**Exercise instructions**
Bring together all lines of the material below that contain the string "trội".

**Available data**
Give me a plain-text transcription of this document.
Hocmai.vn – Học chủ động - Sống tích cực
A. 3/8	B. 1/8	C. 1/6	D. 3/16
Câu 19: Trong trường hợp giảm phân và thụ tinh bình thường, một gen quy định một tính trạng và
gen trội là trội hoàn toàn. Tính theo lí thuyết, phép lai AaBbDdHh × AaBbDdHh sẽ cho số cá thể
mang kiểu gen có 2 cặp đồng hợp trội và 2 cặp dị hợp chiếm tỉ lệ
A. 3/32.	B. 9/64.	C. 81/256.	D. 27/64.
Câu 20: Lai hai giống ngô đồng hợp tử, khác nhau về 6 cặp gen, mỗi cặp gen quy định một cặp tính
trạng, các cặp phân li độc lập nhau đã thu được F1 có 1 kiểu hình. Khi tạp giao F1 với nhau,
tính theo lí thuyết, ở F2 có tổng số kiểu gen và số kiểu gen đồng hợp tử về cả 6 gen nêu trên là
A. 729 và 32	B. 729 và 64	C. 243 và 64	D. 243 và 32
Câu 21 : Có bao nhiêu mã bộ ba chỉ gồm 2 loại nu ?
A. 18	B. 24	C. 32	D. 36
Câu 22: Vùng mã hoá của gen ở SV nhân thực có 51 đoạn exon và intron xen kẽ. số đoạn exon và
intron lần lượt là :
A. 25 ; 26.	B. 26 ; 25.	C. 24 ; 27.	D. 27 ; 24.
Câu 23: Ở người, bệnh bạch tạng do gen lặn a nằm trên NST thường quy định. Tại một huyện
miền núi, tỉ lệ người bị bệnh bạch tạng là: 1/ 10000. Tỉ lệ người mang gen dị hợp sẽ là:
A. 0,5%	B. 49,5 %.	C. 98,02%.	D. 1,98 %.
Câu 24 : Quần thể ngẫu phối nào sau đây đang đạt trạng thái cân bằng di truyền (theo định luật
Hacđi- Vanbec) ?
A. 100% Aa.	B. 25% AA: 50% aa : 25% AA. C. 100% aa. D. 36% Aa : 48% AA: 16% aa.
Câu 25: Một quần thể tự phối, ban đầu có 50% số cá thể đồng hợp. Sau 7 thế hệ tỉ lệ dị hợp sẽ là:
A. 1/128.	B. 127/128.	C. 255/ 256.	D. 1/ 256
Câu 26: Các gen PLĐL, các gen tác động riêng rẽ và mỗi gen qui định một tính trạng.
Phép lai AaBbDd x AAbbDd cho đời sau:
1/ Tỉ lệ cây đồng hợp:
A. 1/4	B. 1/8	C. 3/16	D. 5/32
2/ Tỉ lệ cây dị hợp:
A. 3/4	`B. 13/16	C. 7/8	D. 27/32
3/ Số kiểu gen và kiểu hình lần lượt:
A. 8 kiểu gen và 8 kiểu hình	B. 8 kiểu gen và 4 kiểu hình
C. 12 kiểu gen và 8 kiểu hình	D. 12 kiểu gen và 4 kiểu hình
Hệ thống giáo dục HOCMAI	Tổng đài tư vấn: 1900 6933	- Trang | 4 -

**The solution**
gen trội là trội hoàn toàn. Tính theo lí thuyết, phép lai AaBbDdHh × AaBbDdHh sẽ cho số cá thể
mang kiểu gen có 2 cặp đồng hợp trội và 2 cặp dị hợp chiếm tỉ lệ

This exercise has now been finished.